__ФРАГМЕНТ СТРАНИЦЫ__:
╭──

В конце июня сорок второго года немецкие войска начали наступление на воронежском направлении. Дивизия заняла оборону на подступах к железнодорожному узлу Касторная. Группа разведчиков во главе с Графчиковым на двух грузовиках была выброшена вперед, чтобы выявить силы противника. Разгромив в ночном бою колонну мотоциклистов на привале, они вернулись на мотоциклах, прихватив с собой и немецкого радиста вместе с рацией.

Двое суток дивизия отбивала атаки танков и мотопехоты на подступах к Касторной, не отступив ни на шаг. На третьи сутки стало известно, что дивизия оказалась отрезанной от тылов. Поступил приказ: отвести полки на новый оборонительный рубеж. Рота разведчиков получила задачу: прикрыть отход полков, продержаться во что бы то ни стало пять-шесть часов, с тем чтобы основные силы могли оторваться от наседающего противника.

Десять часов подряд разведчики отражали атаки во много раз превосходивших сил врага. Пять часов Василий Графчиков не выпускал из рук пулемета. Рядом с ним бились молодые разведчики: лейтенант Сергей Титов, заместитель политрука Иосиф Кеберов, сержант Василий Гвоздев, рядовые Петр Тарасов, Леонид Лариков. Им угрожала гибель в окружении, но они не думали отходить со своих позиций. Их считали обреченными, а они старались как можно больше сил противника отвлечь на себя. Когда же наступила ночь, бросились в контратаку и вырвались из огневого кольца. Потерь не было. Лишь три разведчика получили ранения, но из строя не вышли.

— Как это удалось? — спрашивали тогда Графчикова. Он не задумываясь отвечал:

— Взаимная выручка и смекалка.

И еще эпизод. Один из многих. Обороняясь и сдерживая натиск врага, дивизия вновь оказалась в окружении, что нередко бывало в тот период. Ночью шестого июля перед разведротой дивизии опять поставлена задача — найти слабое место для выхода из окружения. Путь был найден, но чтобы отвлечь внимание противника от избранного направления прорыва, Графчиков предложил совершить ночную атаку и отбить железнодорожный узел Касторная. Он знал, что захватчики боятся темноты, не умеют воевать ночью, потому и смело повел за собой разведчиков и саперную роту. Разведчики громили штабы, а саперы минировали мосты и переезды на тех маршрутах, по которым враг мог начать преследование отходящих полков дивизии. Взять Касторную вновь не удалось, но завязавшийся там ночной бой сорвал замысел гитлеровцев.

Разведчики и саперы потеряли в том неравном бою десять человек убитыми и более тридцати ранеными, но тысячи бойцов и командиров дивизии вышли из окружения, соединившись в Тербунах с кавалерийскими частями, и заняли новый оборонительный рубеж Переколовка — Озерки. Двадцать три дня дивизия сдерживала натиск танков и пехоты, а затем была выведена из боя и отправлена на пополнение.

Разведрота, несмотря на то что ее бросали на самые трудные участки, сохранила боеспособность.

╰──

(Позиции из источника данных)
╭──

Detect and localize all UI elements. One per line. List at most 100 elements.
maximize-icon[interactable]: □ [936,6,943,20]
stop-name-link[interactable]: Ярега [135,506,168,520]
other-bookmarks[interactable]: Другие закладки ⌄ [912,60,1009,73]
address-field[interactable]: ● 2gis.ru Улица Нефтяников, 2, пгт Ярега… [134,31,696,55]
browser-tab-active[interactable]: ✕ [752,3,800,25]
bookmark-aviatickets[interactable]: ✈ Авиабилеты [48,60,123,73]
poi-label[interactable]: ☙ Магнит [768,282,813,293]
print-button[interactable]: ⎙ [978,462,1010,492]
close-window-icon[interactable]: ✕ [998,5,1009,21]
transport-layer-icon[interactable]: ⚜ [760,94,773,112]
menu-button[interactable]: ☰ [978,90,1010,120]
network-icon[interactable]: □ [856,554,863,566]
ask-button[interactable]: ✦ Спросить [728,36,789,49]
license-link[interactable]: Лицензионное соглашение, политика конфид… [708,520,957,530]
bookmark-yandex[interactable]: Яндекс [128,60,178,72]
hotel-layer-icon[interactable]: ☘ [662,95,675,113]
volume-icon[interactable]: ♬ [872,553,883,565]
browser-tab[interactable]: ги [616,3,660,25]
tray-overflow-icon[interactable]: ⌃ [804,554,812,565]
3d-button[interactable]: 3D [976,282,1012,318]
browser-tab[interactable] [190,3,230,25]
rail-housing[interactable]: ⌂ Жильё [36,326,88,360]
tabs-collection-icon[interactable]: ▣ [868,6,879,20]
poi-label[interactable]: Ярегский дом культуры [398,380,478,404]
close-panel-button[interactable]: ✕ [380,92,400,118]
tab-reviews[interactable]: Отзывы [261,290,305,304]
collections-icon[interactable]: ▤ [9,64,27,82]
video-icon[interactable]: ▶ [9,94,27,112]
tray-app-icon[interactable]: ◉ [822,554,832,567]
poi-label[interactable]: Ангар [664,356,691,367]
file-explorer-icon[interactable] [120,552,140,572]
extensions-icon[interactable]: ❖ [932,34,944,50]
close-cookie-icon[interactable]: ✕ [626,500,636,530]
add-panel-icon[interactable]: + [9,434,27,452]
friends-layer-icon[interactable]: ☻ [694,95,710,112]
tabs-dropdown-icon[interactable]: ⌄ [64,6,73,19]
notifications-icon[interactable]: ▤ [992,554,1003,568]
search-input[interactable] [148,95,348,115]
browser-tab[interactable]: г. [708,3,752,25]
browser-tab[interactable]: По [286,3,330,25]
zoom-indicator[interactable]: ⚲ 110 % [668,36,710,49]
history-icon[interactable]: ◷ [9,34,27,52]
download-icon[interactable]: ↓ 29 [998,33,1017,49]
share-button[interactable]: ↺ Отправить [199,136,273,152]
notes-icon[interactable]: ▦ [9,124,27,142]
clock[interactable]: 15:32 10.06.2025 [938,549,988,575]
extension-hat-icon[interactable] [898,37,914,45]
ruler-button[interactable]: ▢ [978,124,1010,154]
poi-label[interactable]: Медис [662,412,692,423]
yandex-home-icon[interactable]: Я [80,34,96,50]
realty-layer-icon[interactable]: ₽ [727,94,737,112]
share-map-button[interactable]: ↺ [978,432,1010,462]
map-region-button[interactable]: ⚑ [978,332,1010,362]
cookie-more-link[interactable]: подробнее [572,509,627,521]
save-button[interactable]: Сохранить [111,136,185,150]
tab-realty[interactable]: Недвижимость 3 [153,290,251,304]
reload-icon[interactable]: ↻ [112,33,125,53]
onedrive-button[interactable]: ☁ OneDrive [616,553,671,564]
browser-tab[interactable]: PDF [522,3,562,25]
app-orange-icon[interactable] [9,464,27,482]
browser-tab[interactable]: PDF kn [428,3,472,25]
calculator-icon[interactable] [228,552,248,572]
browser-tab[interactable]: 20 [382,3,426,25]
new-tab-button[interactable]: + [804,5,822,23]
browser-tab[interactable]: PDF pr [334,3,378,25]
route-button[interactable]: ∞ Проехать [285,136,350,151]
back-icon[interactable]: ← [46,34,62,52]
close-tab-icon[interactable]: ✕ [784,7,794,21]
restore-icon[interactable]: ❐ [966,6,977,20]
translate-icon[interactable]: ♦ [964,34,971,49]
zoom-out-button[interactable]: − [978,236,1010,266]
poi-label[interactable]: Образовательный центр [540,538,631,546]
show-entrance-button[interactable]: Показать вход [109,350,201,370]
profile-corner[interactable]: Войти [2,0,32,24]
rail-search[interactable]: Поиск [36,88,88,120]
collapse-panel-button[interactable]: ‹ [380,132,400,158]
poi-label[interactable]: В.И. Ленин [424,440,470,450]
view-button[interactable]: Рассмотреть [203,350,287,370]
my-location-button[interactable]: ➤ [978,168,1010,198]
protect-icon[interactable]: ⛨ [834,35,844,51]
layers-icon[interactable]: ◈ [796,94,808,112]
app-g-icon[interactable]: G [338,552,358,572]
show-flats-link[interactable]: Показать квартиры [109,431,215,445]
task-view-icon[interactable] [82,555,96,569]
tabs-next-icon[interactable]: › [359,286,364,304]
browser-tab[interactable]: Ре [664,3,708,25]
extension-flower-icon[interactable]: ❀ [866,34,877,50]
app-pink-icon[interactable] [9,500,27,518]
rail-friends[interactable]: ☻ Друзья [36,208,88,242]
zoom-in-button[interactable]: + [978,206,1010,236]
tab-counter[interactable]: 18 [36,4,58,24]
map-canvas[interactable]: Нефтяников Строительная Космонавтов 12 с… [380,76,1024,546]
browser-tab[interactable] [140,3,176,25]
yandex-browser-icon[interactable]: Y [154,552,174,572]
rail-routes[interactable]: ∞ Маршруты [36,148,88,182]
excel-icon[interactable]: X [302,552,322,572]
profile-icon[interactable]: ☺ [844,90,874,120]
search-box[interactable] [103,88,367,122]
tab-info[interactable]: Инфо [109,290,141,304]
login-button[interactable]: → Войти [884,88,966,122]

╰──

__РАБОТА С МАТЕРИАЛОМ__:
(a) Пожалуйста, перепишите отрывок о разведроте от слов «В конце июня» до слов «вместе с рацией.», подставив «автомобилях» вместо «грузовиках».
(b) Подхватите отрывок о разведроте и напишите его продолжение, начиная после последнего предложения.

__ОТВЕТЫ__:
(a)
В конце июня сорок второго года немецкие войска начали наступление на воронежском направлении. Дивизия заняла оборону на подступах к железнодорожному узлу Касторная. Группа разведчиков во главе с Графчиковым на двух автомобилях была выброшена вперед, чтобы выявить силы противника. Разгромив в ночном бою колонну мотоциклистов на привале, они вернулись на мотоциклах, прихватив с собой и немецкого радиста вместе с рацией.

(b)
Двадцатого сентября сорок второго года полки дивизии сосредоточились в дубравах на восточном берегу Волги. А там, на западном, распластался огромный город. Нет, уже не город, а сплошные развалины, где вздымались рыжие космы пожаров, взрывы снарядов, бомб. Все охвачено огнем: закрывай глаза и плыви как обреченный на испепеление. Прыжок в кратер действующего вулкана… Так думалось, так казалось.

Однако за сутки до начала переправы в горящем городе побывали разведчики. Их водил туда Графчиков. Не подгонял, а вел за собой — туда и обратно. И после этого батальоны и роты знали, за кем следовать.

— В бой придется вступать еще до высадки на огненный берег, — говорили разведчики. Они уже испытали на себе жар того огня и знают, где, от какого причала следует бросаться в атаку, ведь гитлеровцы заняли Мамаев курган и местами просочились к Волге. Они хотят оседлать здесь Волгу. Не бывать тому. Сибиряки сюда пришли!..

Высадившись на берег, полки дивизии вместе с батальонами морских пехотинцев Тихоокеанского флота опрокинули прорвавшихся к Волге гитлеровцев, вышибли их с территории завода металлических изделий и закрепились на Мамаевом кургане. В полдень того же дня разведчики группы Графчикова, уточнив обстановку перед фронтом соседей — 13-й гвардейской и 95-й стрелковой дивизий, обосновались на вершине кургана, куда вскоре переместился наблюдательный пункт командарма Чуйкова.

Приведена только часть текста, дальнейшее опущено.